### WHAT YOU WILL DO
[1] In the article about Spotify's Fresh Finds, how many tastemakers does Spotify put on its list to watch?
[2] Extend the article about Spotify's Fresh Finds playlists, picking up right after its last sentence.

### READING TEXT
· · · · ·

Who can recommend the best new music: the industry insider, or the fans?
In a new initiative launched by Spotify, the streaming music platform will publish genre-specific playlists made-up of unknown artists every Wednesday. What's different about these lists is that they are based on the musical tastes of a select population of cutting-edge bloggers, reviewers and fans. Rather than relying on hand-picked collections from industry insiders — such as those working at Apple Music or Google Play — Spotify’s Fresh Finds attempts to offer a more democratic path to music discovery.
To create these fresh playlists, Spotify said it uses software that crawls the web identifying buzzy bands, primarily from die-hard music blogs, reviews and forums. It matches these artists against its own database and identifies the users who are already onto them. Spotify then develops a list of 50,000 tastemakers and watches them to see what other artists they are listening to. The weekly Fresh Finds playlist is culled from these trendy users, with the final mix whittled down by a group of Spotify editors. The result is a mix of deep underground cuts that tries to challenge listeners to expand their music taste.
It’s a different approach to one of the central problems of the current model of streaming music platforms: how to wade through endless choices and find new artists. So far, this debate has been framed as one of man vs. machine.
Pandora has relied almost entirely on algorithms, building out a complex categorization system for their music and hobbling together the characteristics of your previous listens to recommend new tracks. Spotify too has traditionally leaned on its user data, populating its weekly Discover playlists with songs that other users with similar taste as you tend to like. Both platforms still employ the human touch: Pandora pays musicians to break down and categorize hours of music; and Spotify has its own music editors.

· · · · ·

### ENTRIES SUPPLIED
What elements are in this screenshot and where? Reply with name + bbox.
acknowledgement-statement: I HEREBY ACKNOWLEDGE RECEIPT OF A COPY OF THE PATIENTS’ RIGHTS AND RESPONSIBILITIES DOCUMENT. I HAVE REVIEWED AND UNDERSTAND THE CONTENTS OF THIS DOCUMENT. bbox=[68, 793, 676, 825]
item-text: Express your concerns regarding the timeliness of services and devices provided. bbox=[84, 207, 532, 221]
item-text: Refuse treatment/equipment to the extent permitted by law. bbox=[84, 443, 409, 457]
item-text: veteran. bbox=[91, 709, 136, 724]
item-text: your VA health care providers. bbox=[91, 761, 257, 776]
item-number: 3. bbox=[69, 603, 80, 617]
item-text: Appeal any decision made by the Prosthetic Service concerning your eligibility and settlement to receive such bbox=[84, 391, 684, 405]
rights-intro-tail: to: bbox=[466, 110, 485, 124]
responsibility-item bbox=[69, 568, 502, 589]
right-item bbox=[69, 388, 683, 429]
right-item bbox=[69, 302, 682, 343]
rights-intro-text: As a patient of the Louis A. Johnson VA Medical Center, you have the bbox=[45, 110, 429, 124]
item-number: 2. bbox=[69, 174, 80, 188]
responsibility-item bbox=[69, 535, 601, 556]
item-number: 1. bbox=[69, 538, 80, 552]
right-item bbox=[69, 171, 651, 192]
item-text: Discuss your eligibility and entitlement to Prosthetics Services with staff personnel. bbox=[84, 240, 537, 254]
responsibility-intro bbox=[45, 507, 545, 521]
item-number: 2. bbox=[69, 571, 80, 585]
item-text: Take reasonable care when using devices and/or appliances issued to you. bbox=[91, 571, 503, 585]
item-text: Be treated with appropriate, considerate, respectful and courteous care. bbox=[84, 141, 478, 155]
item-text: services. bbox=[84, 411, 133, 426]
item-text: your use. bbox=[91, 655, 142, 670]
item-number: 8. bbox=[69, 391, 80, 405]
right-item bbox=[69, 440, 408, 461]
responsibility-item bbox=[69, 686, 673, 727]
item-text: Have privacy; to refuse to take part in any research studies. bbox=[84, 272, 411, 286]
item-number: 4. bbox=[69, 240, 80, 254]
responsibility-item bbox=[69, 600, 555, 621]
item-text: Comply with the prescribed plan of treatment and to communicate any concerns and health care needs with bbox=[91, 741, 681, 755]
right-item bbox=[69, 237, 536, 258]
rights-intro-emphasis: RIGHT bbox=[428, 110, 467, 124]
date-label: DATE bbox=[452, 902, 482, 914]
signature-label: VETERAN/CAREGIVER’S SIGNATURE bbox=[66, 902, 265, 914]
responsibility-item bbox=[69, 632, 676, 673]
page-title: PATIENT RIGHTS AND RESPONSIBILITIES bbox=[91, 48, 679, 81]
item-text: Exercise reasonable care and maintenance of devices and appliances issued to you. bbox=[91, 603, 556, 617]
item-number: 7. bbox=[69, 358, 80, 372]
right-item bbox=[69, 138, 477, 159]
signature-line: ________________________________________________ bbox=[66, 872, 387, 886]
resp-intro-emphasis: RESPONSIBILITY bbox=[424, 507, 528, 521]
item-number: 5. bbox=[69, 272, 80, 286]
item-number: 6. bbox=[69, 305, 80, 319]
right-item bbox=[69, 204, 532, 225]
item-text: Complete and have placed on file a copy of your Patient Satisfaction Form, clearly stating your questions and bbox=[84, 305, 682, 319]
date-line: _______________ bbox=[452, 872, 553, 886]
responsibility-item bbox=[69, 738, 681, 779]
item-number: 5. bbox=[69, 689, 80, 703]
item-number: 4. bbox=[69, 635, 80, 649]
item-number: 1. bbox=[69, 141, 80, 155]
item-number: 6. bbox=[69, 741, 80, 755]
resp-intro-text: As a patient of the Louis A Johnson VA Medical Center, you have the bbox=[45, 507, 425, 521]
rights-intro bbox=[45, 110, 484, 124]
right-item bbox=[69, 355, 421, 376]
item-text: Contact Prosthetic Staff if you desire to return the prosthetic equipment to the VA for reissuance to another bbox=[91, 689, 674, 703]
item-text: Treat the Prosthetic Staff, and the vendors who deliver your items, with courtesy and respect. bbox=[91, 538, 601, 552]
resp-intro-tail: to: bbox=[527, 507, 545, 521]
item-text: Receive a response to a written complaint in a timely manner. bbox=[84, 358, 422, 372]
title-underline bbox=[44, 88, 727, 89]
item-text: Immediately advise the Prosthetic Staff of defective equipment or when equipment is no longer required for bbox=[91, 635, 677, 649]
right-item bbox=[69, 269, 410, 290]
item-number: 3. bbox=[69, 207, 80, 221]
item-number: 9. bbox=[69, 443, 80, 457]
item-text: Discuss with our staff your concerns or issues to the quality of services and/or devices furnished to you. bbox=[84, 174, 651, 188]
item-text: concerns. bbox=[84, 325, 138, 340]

· · · · ·

### RESPONSES BY TASK
[1] 50,000

[2]
But competitors Apple Music and Google Play have taken the human-first approach to heart. Both platforms hired music editorial directors from Pitchfork and filled curator positions with critics and editors. Apple Music often promotes its artist or influencer playlists, a nod to their belief that traditional insiders will lead to the best new discoveries. Trent Reznor, former Nine Inch Nails frontman and Apple Music contributor, told Pitchfork that the platform stood apart because of this: “Ultimate mixtapes by people who know how to make them. You can sense the quality.”
But Spotify’s Fresh Finds model seems to suggest that the algorithm’s power lies in unlocking a wider swath of voices. Their method of mining music websites for the hippest artists gives them a crowdsourced, bird’s-eye view of the trends. “It’s as if we’re sitting on top of the world of the music web and seeing what’s trending right now,” said Brian Whitman, Principal Scientist at Spotify and one of the guys behind Fresh Finds technology. “Obviously you can’t listen to millions of new songs in a week. But you can listen to these playlists. I feel more tapped into the new kinds of sounds that people are making, especially on the electronic and experimental end.” And it’s highly scaleable, allowing them to cast a massive net. That job of listening to all that new music? Spotify’s computers are watching the people who are already doing it for them.
Matt Cohen, Arts Editor for alt-weekly Washington City Paper and music critic, isn’t sold on this idea. He worries about Spotify’s passive method of music discovery. “It benefits to know where the music is coming from,” he said of more traditional methods such as scouring blogs or reading trusted critics. “Music is at its essence a medium to connect, and not knowing who the user [recommending the music] is just makes me uncomfortable. Finding critics whose tastes align with me, that’s the chief way that I find new music. It’s a huge part of enjoying music. No explanation of why they’re listening to this artist, no criticism . . . that just seems off to me.”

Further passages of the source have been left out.